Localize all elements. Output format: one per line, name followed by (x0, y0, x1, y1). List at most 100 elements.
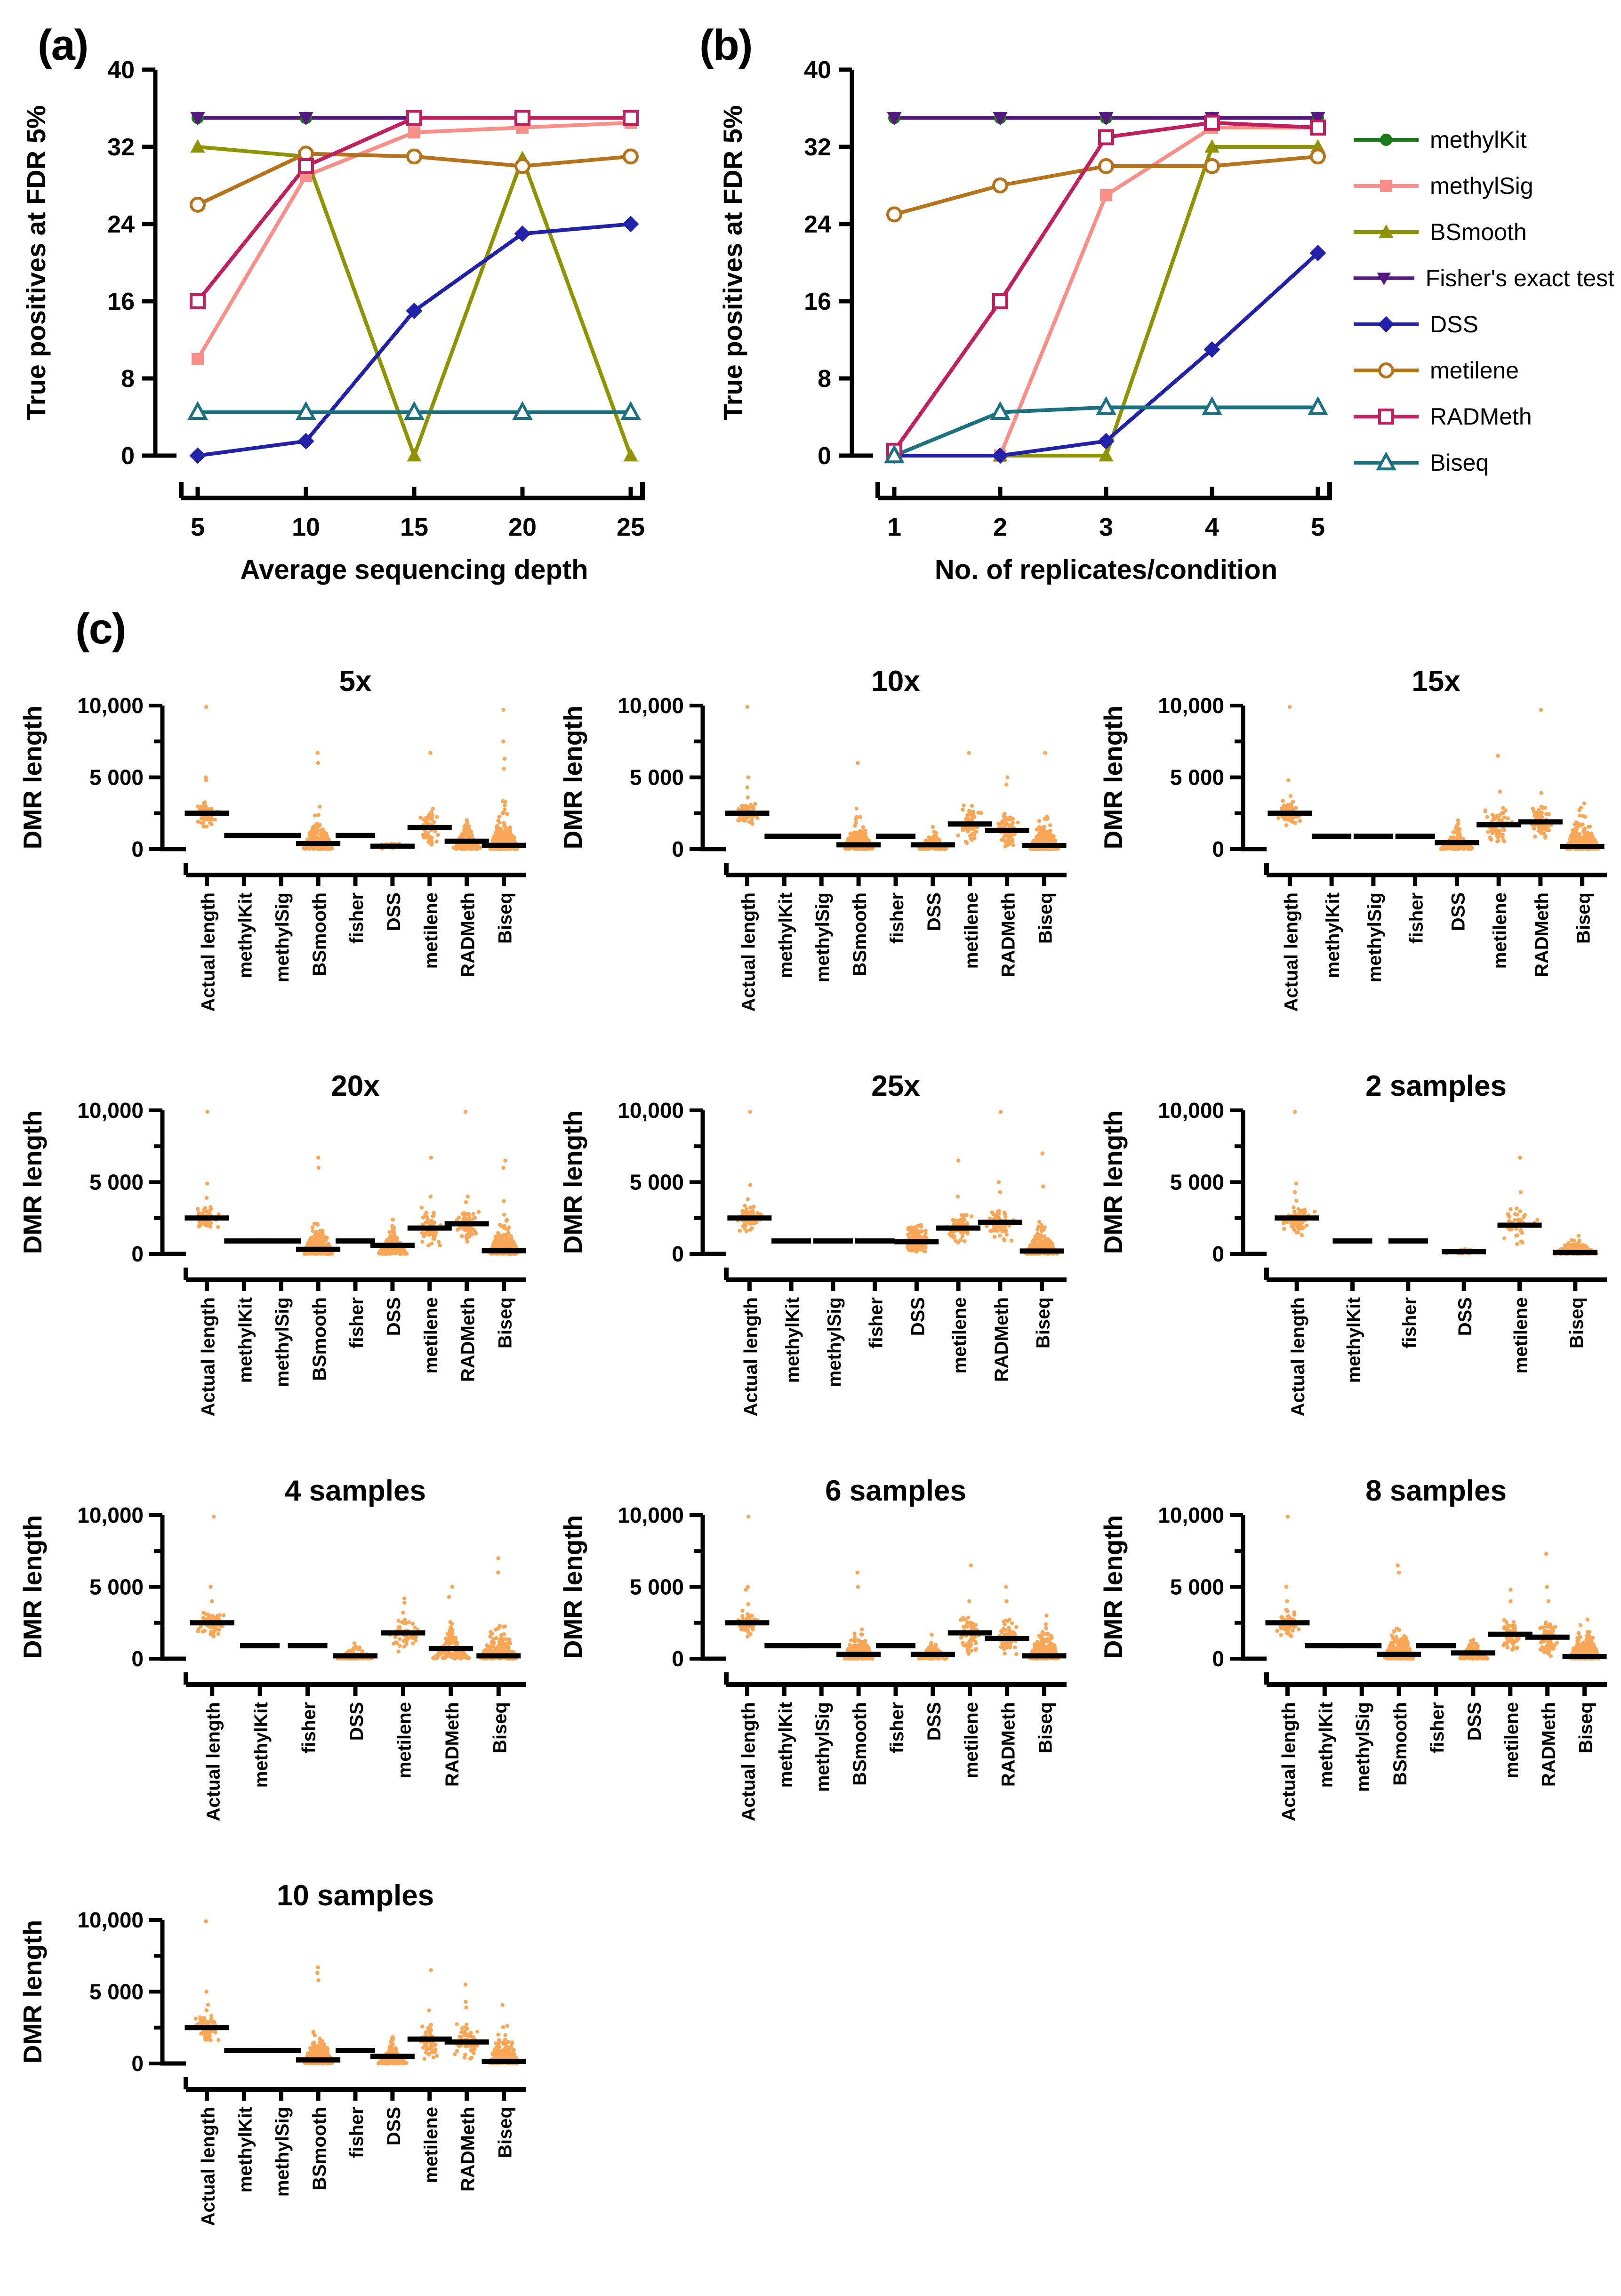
category-label: fisher (346, 1297, 367, 1349)
category-label: methylSig (1353, 1702, 1373, 1792)
category-label: DSS (384, 1297, 404, 1336)
square-marker (1380, 180, 1392, 192)
square-marker (192, 353, 204, 365)
category-label: RADMeth (458, 2107, 479, 2192)
strip-points (195, 705, 520, 851)
circle-marker (1380, 134, 1392, 146)
panel-a-chart: 0 8 16 24 32 40 True positives at FDR 5% 5 10 15 2… (21, 56, 645, 585)
category-label: metilene (1501, 1702, 1522, 1778)
category-label: Actual length (1288, 1297, 1308, 1416)
x-axis (724, 863, 1067, 877)
category-label: Actual length (198, 892, 218, 1012)
panel-a: (a) 0 8 16 24 32 40 True positives at FDR 5% 5 1… (0, 8, 697, 602)
category-label: methylKit (775, 1702, 796, 1788)
strip-chart-cell: 8 samples 0 5 000 10,000 DMR length Actual le… (1081, 1470, 1621, 1875)
median-bar (1435, 840, 1479, 845)
category-label: Biseq (495, 892, 516, 944)
triangle-marker (620, 401, 641, 420)
panel-c-label: (c) (75, 605, 126, 653)
triangle-down-marker (887, 112, 902, 126)
category-label: Biseq (1033, 1297, 1054, 1349)
strip-points (1276, 705, 1600, 851)
strip-chart-10x: 10x 0 5 000 10,000 DMR length Actual length me… (558, 665, 1067, 1012)
category-label: DSS (384, 892, 404, 931)
median-bar (224, 833, 264, 838)
circle-marker (1310, 148, 1326, 165)
category-label: Biseq (490, 1702, 510, 1753)
square-marker (1204, 114, 1220, 131)
x-axis (724, 1672, 1067, 1687)
median-bar (1553, 1250, 1597, 1255)
y-tick-label: 0 (1212, 1646, 1224, 1671)
median-bar (1305, 1643, 1345, 1649)
triangle-marker (1202, 396, 1222, 415)
strip-chart-4-samples: 4 samples 0 5 000 10,000 DMR length Actual le… (18, 1475, 526, 1821)
strip-chart-25x: 25x 0 5 000 10,000 DMR length Actual length me… (558, 1070, 1067, 1416)
median-bar (855, 1238, 895, 1244)
strip-chart-6-samples: 6 samples 0 5 000 10,000 DMR length Actual le… (558, 1475, 1067, 1821)
x-tick-label: 5 (191, 513, 205, 541)
square-marker (623, 110, 639, 126)
x-axis (184, 1672, 526, 1687)
category-label: methylSig (272, 1297, 293, 1387)
category-label: RADMeth (458, 892, 479, 977)
strip-chart-cell: 10x 0 5 000 10,000 DMR length Actual length me… (540, 661, 1081, 1066)
category-label: methylKit (235, 2107, 256, 2192)
y-tick-label: 5 000 (1170, 765, 1224, 790)
square-marker (406, 110, 422, 126)
legend-label: RADMeth (1430, 403, 1532, 430)
triangle-marker (1099, 448, 1114, 462)
legend-marker-icon (1354, 180, 1419, 192)
y-tick-label: 0 (121, 442, 135, 470)
triangle-marker (404, 401, 425, 420)
strip-chart-2-samples: 2 samples 0 5 000 10,000 DMR length Actual le… (1099, 1070, 1607, 1416)
x-axis-title: No. of replicates/condition (935, 554, 1277, 585)
category-label: Actual length (738, 1702, 759, 1821)
square-marker (1098, 129, 1114, 145)
y-axis-title: DMR length (18, 1515, 47, 1659)
legend-item-fisher-s-exact-test: Fisher's exact test (1351, 265, 1614, 292)
category-label: DSS (346, 1702, 367, 1741)
median-bar (1560, 844, 1605, 850)
y-axis (1241, 1515, 1267, 1661)
median-bar (336, 1238, 375, 1244)
legend-item-bsmooth: BSmooth (1351, 218, 1614, 246)
y-tick-label: 10,000 (77, 693, 144, 718)
strip-chart-cell: 4 samples 0 5 000 10,000 DMR length Actual le… (0, 1470, 540, 1875)
legend-marker-icon (1354, 409, 1419, 425)
triangle-down-marker (993, 112, 1008, 126)
circle-marker (886, 206, 902, 223)
y-tick-label: 0 (1212, 1242, 1224, 1266)
median-bar (1265, 1620, 1310, 1626)
category-label: RADMeth (991, 1297, 1012, 1382)
legend-marker-icon (1354, 451, 1419, 471)
strip-points (1281, 1109, 1598, 1256)
category-label: metilene (961, 1702, 982, 1778)
square-marker (1100, 189, 1112, 201)
median-bar (836, 1652, 881, 1657)
median-bar (444, 838, 489, 844)
median-bar (407, 825, 452, 830)
median-bar (444, 1221, 489, 1227)
triangle-marker (407, 448, 422, 462)
panel-a-label: (a) (38, 21, 88, 69)
y-tick-label: 5 000 (630, 1575, 684, 1599)
category-label: BSmooth (309, 1297, 330, 1381)
x-axis (184, 1268, 526, 1282)
x-axis (1264, 1672, 1607, 1687)
x-tick-label: 25 (617, 513, 645, 541)
y-axis-title: DMR length (18, 1920, 47, 2064)
y-axis-title: DMR length (18, 706, 47, 850)
median-bar (725, 1620, 770, 1626)
category-label: metilene (1511, 1297, 1532, 1373)
category-label: metilene (949, 1297, 970, 1373)
median-bar (876, 1643, 915, 1649)
y-axis-title: True positives at FDR 5% (718, 105, 747, 420)
strip-title: 20x (331, 1070, 380, 1102)
circle-marker (406, 148, 422, 165)
category-label: DSS (907, 1297, 928, 1336)
median-bar (836, 842, 881, 848)
strip-chart-15x: 15x 0 5 000 10,000 DMR length Actual length me… (1099, 665, 1607, 1012)
median-bar (985, 827, 1029, 833)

What you are asked to do: Rewrite the lines above as a numbered list, skipping any blank lines and leaving out the pictures.

The completed task:
1. Localize all elements. Output format: one per line, name followed by (x0, y0, x1, y1). List at most 100 elements.
2. category-label: fisher (346, 1297, 367, 1349)
3. category-label: methylSig (1353, 1702, 1373, 1792)
4. category-label: DSS (384, 1297, 404, 1336)
5. square-marker (1380, 180, 1392, 192)
6. square-marker (192, 353, 204, 365)
7. category-label: RADMeth (458, 2107, 479, 2192)
8. strip-points (195, 705, 520, 851)
9. circle-marker (1380, 134, 1392, 146)
10. panel-a-chart: 0 8 16 24 32 40 True positives at FDR 5% 5 10 15 2… (21, 56, 645, 585)
11. category-label: metilene (1501, 1702, 1522, 1778)
12. category-label: Actual length (1288, 1297, 1308, 1416)
13. x-axis (724, 863, 1067, 877)
14. category-label: Actual length (198, 892, 218, 1012)
15. panel-a: (a) 0 8 16 24 32 40 True positives at FDR 5% 5 1… (0, 8, 697, 602)
16. category-label: methylKit (775, 1702, 796, 1788)
17. strip-chart-cell: 8 samples 0 5 000 10,000 DMR length Actual le… (1081, 1470, 1621, 1875)
18. median-bar (1435, 840, 1479, 845)
19. category-label: Biseq (495, 892, 516, 944)
20. triangle-marker (620, 401, 641, 420)
21. panel-c-label: (c) (75, 605, 126, 653)
22. triangle-down-marker (887, 112, 902, 126)
23. category-label: Biseq (1033, 1297, 1054, 1349)
24. strip-points (1276, 705, 1600, 851)
25. strip-chart-10x: 10x 0 5 000 10,000 DMR length Actual length me… (558, 665, 1067, 1012)
26. category-label: DSS (384, 892, 404, 931)
27. median-bar (224, 833, 264, 838)
28. circle-marker (1310, 148, 1326, 165)
29. category-label: Biseq (490, 1702, 510, 1753)
30. square-marker (1204, 114, 1220, 131)
31. x-axis (724, 1672, 1067, 1687)
32. median-bar (1553, 1250, 1597, 1255)
33. y-tick-label: 0 (1212, 1646, 1224, 1671)
34. median-bar (1305, 1643, 1345, 1649)
35. triangle-marker (1202, 396, 1222, 415)
36. strip-chart-4-samples: 4 samples 0 5 000 10,000 DMR length Actual le… (18, 1475, 526, 1821)
37. strip-chart-25x: 25x 0 5 000 10,000 DMR length Actual length me… (558, 1070, 1067, 1416)
38. median-bar (855, 1238, 895, 1244)
39. strip-chart-6-samples: 6 samples 0 5 000 10,000 DMR length Actual le… (558, 1475, 1067, 1821)
40. x-tick-label: 5 (191, 513, 205, 541)
41. square-marker (623, 110, 639, 126)
42. x-axis (184, 1672, 526, 1687)
43. category-label: methylSig (272, 1297, 293, 1387)
44. category-label: RADMeth (458, 892, 479, 977)
45. strip-chart-cell: 10x 0 5 000 10,000 DMR length Actual length me… (540, 661, 1081, 1066)
46. category-label: methylKit (235, 2107, 256, 2192)
47. y-tick-label: 5 000 (1170, 765, 1224, 790)
48. square-marker (406, 110, 422, 126)
49. legend-label: RADMeth (1430, 403, 1532, 430)
50. triangle-marker (1099, 448, 1114, 462)
51. legend-marker-icon (1354, 180, 1419, 192)
52. y-tick-label: 0 (121, 442, 135, 470)
53. triangle-marker (404, 401, 425, 420)
54. strip-chart-2-samples: 2 samples 0 5 000 10,000 DMR length Actual le… (1099, 1070, 1607, 1416)
55. x-axis-title: No. of replicates/condition (935, 554, 1277, 585)
56. category-label: Actual length (738, 1702, 759, 1821)
57. square-marker (1098, 129, 1114, 145)
58. y-axis-title: DMR length (18, 1515, 47, 1659)
59. legend-item-fisher-s-exact-test: Fisher's exact test (1351, 265, 1614, 292)
60. category-label: DSS (346, 1702, 367, 1741)
61. median-bar (1560, 844, 1605, 850)
62. y-axis (1241, 1515, 1267, 1661)
63. median-bar (336, 1238, 375, 1244)
64. legend-item-bsmooth: BSmooth (1351, 218, 1614, 246)
65. y-tick-label: 10,000 (77, 693, 144, 718)
66. strip-chart-cell: 4 samples 0 5 000 10,000 DMR length Actual le… (0, 1470, 540, 1875)
67. legend-marker-icon (1354, 409, 1419, 425)
68. triangle-down-marker (993, 112, 1008, 126)
69. circle-marker (886, 206, 902, 223)
70. y-tick-label: 0 (1212, 1242, 1224, 1266)
71. median-bar (1265, 1620, 1310, 1626)
72. category-label: RADMeth (991, 1297, 1012, 1382)
73. legend-marker-icon (1354, 451, 1419, 471)
74. strip-points (1281, 1109, 1598, 1256)
75. category-label: metilene (961, 1702, 982, 1778)
76. square-marker (1100, 189, 1112, 201)
77. median-bar (836, 1652, 881, 1657)
78. median-bar (444, 838, 489, 844)
79. median-bar (407, 825, 452, 830)
80. median-bar (444, 1221, 489, 1227)
81. triangle-marker (407, 448, 422, 462)
82. panel-a-label: (a) (38, 21, 88, 69)
83. y-tick-label: 5 000 (630, 1575, 684, 1599)
84. category-label: BSmooth (309, 1297, 330, 1381)
85. x-axis (184, 1268, 526, 1282)
86. x-axis (1264, 1672, 1607, 1687)
87. x-tick-label: 25 (617, 513, 645, 541)
88. y-axis-title: DMR length (18, 1920, 47, 2064)
89. y-axis-title: DMR length (18, 706, 47, 850)
90. median-bar (725, 1620, 770, 1626)
91. category-label: metilene (1511, 1297, 1532, 1373)
92. category-label: metilene (949, 1297, 970, 1373)
93. median-bar (876, 1643, 915, 1649)
94. y-axis-title: True positives at FDR 5% (718, 105, 747, 420)
95. strip-title: 20x (331, 1070, 380, 1102)
96. circle-marker (406, 148, 422, 165)
97. category-label: DSS (907, 1297, 928, 1336)
98. median-bar (836, 842, 881, 848)
99. strip-chart-15x: 15x 0 5 000 10,000 DMR length Actual length me… (1099, 665, 1607, 1012)
100. median-bar (985, 827, 1029, 833)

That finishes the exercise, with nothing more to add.